| INSTRUCTIONS TO FOLLOW |
Set down each entry exactly as given; pictures should not appear in the copy.
++++ PROVIDED ENTRIES
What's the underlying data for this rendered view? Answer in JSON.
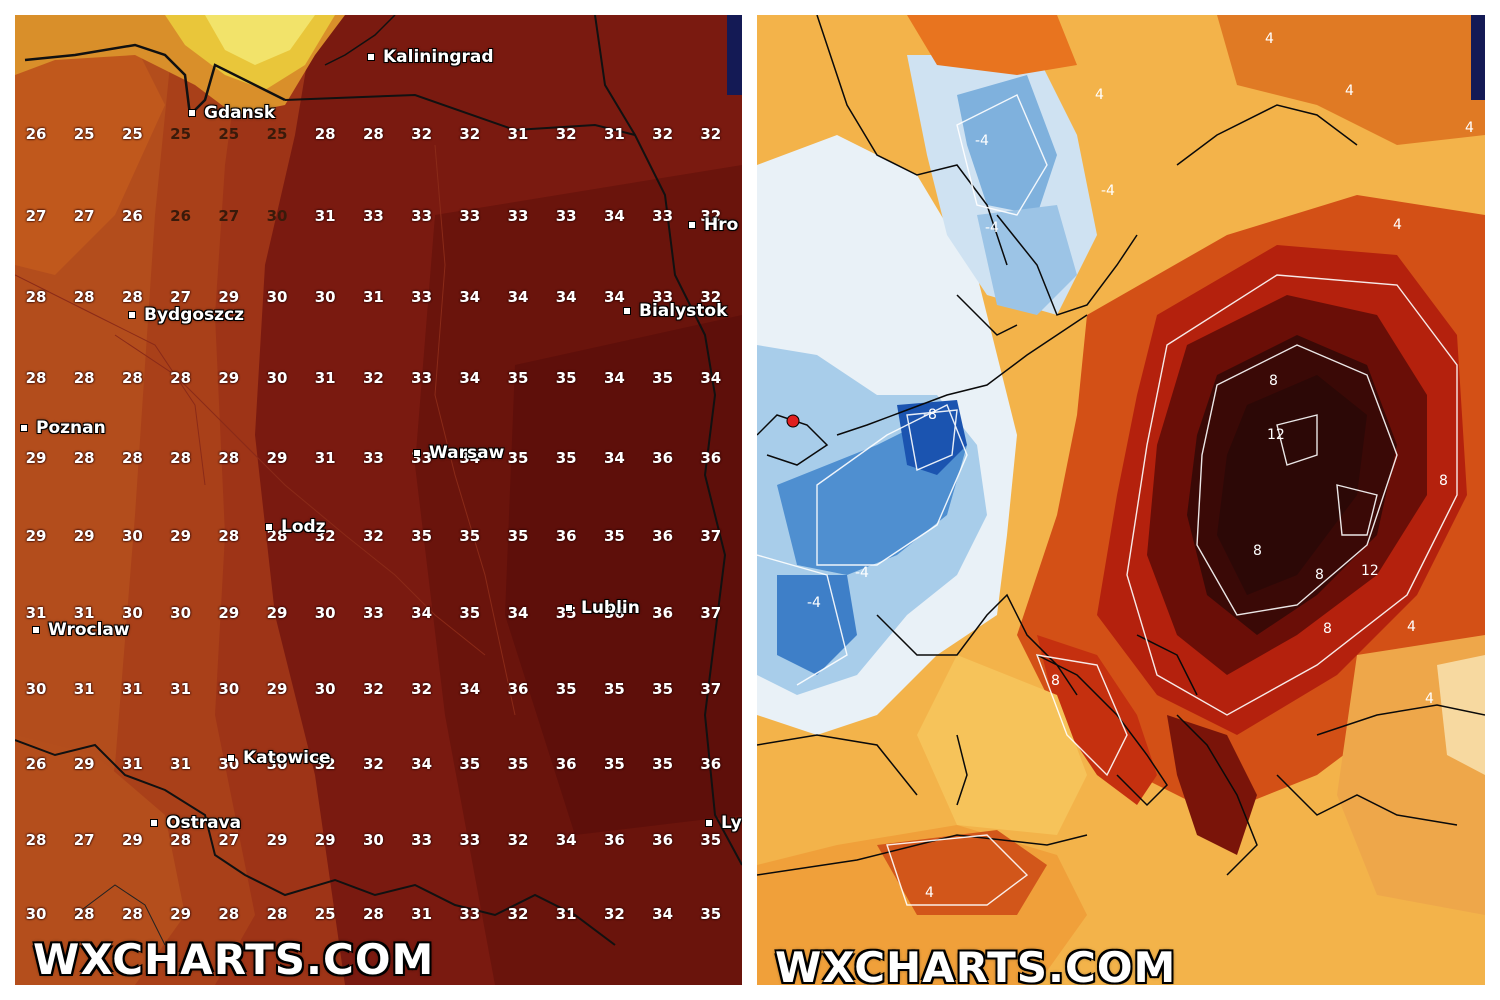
{
  "colors": {
    "left_base": "#7a1a10",
    "left_hot": "#5e0f0a",
    "left_warm": "#9e3417",
    "left_mild": "#c0581c",
    "left_cool": "#e9c63a",
    "right_base": "#f3b34a",
    "right_cold": "#1b54b0",
    "right_cool": "#a8cdea",
    "right_hot": "#b4210d",
    "right_extreme": "#2c0806"
  },
  "left_map": {
    "watermark": "WXCHARTS.COM",
    "cities": [
      {
        "name": "Kaliningrad"
      },
      {
        "name": "Gdansk"
      },
      {
        "name": "Hro"
      },
      {
        "name": "Bydgoszcz"
      },
      {
        "name": "Bialystok"
      },
      {
        "name": "Poznan"
      },
      {
        "name": "Warsaw"
      },
      {
        "name": "Lodz"
      },
      {
        "name": "Lublin"
      },
      {
        "name": "Wroclaw"
      },
      {
        "name": "Katowice"
      },
      {
        "name": "Ostrava"
      },
      {
        "name": "Ly"
      }
    ],
    "temperature_rows": [
      [
        "26",
        "25",
        "25",
        "25",
        "25",
        "25",
        "28",
        "28",
        "32",
        "32",
        "31",
        "32",
        "31",
        "32",
        "32"
      ],
      [
        "27",
        "27",
        "26",
        "26",
        "27",
        "30",
        "31",
        "33",
        "33",
        "33",
        "33",
        "33",
        "34",
        "33",
        "32"
      ],
      [
        "28",
        "28",
        "28",
        "27",
        "29",
        "30",
        "30",
        "31",
        "33",
        "34",
        "34",
        "34",
        "34",
        "33",
        "32"
      ],
      [
        "28",
        "28",
        "28",
        "28",
        "29",
        "30",
        "31",
        "32",
        "33",
        "34",
        "35",
        "35",
        "34",
        "35",
        "34"
      ],
      [
        "29",
        "28",
        "28",
        "28",
        "28",
        "29",
        "31",
        "33",
        "33",
        "34",
        "35",
        "35",
        "34",
        "36",
        "36"
      ],
      [
        "29",
        "29",
        "30",
        "29",
        "28",
        "28",
        "32",
        "32",
        "35",
        "35",
        "35",
        "36",
        "35",
        "36",
        "37"
      ],
      [
        "31",
        "31",
        "30",
        "30",
        "29",
        "29",
        "30",
        "33",
        "34",
        "35",
        "34",
        "35",
        "36",
        "36",
        "37"
      ],
      [
        "30",
        "31",
        "31",
        "31",
        "30",
        "29",
        "30",
        "32",
        "32",
        "34",
        "36",
        "35",
        "35",
        "35",
        "37"
      ],
      [
        "26",
        "29",
        "31",
        "31",
        "30",
        "30",
        "32",
        "32",
        "34",
        "35",
        "35",
        "36",
        "35",
        "35",
        "36"
      ],
      [
        "28",
        "27",
        "29",
        "28",
        "27",
        "29",
        "29",
        "30",
        "33",
        "33",
        "32",
        "34",
        "36",
        "36",
        "35"
      ],
      [
        "30",
        "28",
        "28",
        "29",
        "28",
        "28",
        "25",
        "28",
        "31",
        "33",
        "32",
        "31",
        "32",
        "34",
        "35"
      ]
    ]
  },
  "right_map": {
    "watermark": "WXCHARTS.COM",
    "contour_labels": [
      "-4",
      "-4",
      "-4",
      "-8",
      "-4",
      "-4",
      "4",
      "4",
      "4",
      "8",
      "8",
      "12",
      "12",
      "8",
      "8",
      "8",
      "4",
      "4",
      "4",
      "8",
      "4",
      "4"
    ]
  }
}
++++++++
| FINAL ANSWER |
What's the underlying data for this rendered view? Answer in JSON.
{
  "colors": {
    "left_base": "#7a1a10",
    "left_hot": "#5e0f0a",
    "left_warm": "#9e3417",
    "left_mild": "#c0581c",
    "left_cool": "#e9c63a",
    "right_base": "#f3b34a",
    "right_cold": "#1b54b0",
    "right_cool": "#a8cdea",
    "right_hot": "#b4210d",
    "right_extreme": "#2c0806"
  },
  "left_map": {
    "watermark": "WXCHARTS.COM",
    "cities": [
      {
        "name": "Kaliningrad"
      },
      {
        "name": "Gdansk"
      },
      {
        "name": "Hro"
      },
      {
        "name": "Bydgoszcz"
      },
      {
        "name": "Bialystok"
      },
      {
        "name": "Poznan"
      },
      {
        "name": "Warsaw"
      },
      {
        "name": "Lodz"
      },
      {
        "name": "Lublin"
      },
      {
        "name": "Wroclaw"
      },
      {
        "name": "Katowice"
      },
      {
        "name": "Ostrava"
      },
      {
        "name": "Ly"
      }
    ],
    "temperature_rows": [
      [
        "26",
        "25",
        "25",
        "25",
        "25",
        "25",
        "28",
        "28",
        "32",
        "32",
        "31",
        "32",
        "31",
        "32",
        "32"
      ],
      [
        "27",
        "27",
        "26",
        "26",
        "27",
        "30",
        "31",
        "33",
        "33",
        "33",
        "33",
        "33",
        "34",
        "33",
        "32"
      ],
      [
        "28",
        "28",
        "28",
        "27",
        "29",
        "30",
        "30",
        "31",
        "33",
        "34",
        "34",
        "34",
        "34",
        "33",
        "32"
      ],
      [
        "28",
        "28",
        "28",
        "28",
        "29",
        "30",
        "31",
        "32",
        "33",
        "34",
        "35",
        "35",
        "34",
        "35",
        "34"
      ],
      [
        "29",
        "28",
        "28",
        "28",
        "28",
        "29",
        "31",
        "33",
        "33",
        "34",
        "35",
        "35",
        "34",
        "36",
        "36"
      ],
      [
        "29",
        "29",
        "30",
        "29",
        "28",
        "28",
        "32",
        "32",
        "35",
        "35",
        "35",
        "36",
        "35",
        "36",
        "37"
      ],
      [
        "31",
        "31",
        "30",
        "30",
        "29",
        "29",
        "30",
        "33",
        "34",
        "35",
        "34",
        "35",
        "36",
        "36",
        "37"
      ],
      [
        "30",
        "31",
        "31",
        "31",
        "30",
        "29",
        "30",
        "32",
        "32",
        "34",
        "36",
        "35",
        "35",
        "35",
        "37"
      ],
      [
        "26",
        "29",
        "31",
        "31",
        "30",
        "30",
        "32",
        "32",
        "34",
        "35",
        "35",
        "36",
        "35",
        "35",
        "36"
      ],
      [
        "28",
        "27",
        "29",
        "28",
        "27",
        "29",
        "29",
        "30",
        "33",
        "33",
        "32",
        "34",
        "36",
        "36",
        "35"
      ],
      [
        "30",
        "28",
        "28",
        "29",
        "28",
        "28",
        "25",
        "28",
        "31",
        "33",
        "32",
        "31",
        "32",
        "34",
        "35"
      ]
    ]
  },
  "right_map": {
    "watermark": "WXCHARTS.COM",
    "contour_labels": [
      "-4",
      "-4",
      "-4",
      "-8",
      "-4",
      "-4",
      "4",
      "4",
      "4",
      "8",
      "8",
      "12",
      "12",
      "8",
      "8",
      "8",
      "4",
      "4",
      "4",
      "8",
      "4",
      "4"
    ]
  }
}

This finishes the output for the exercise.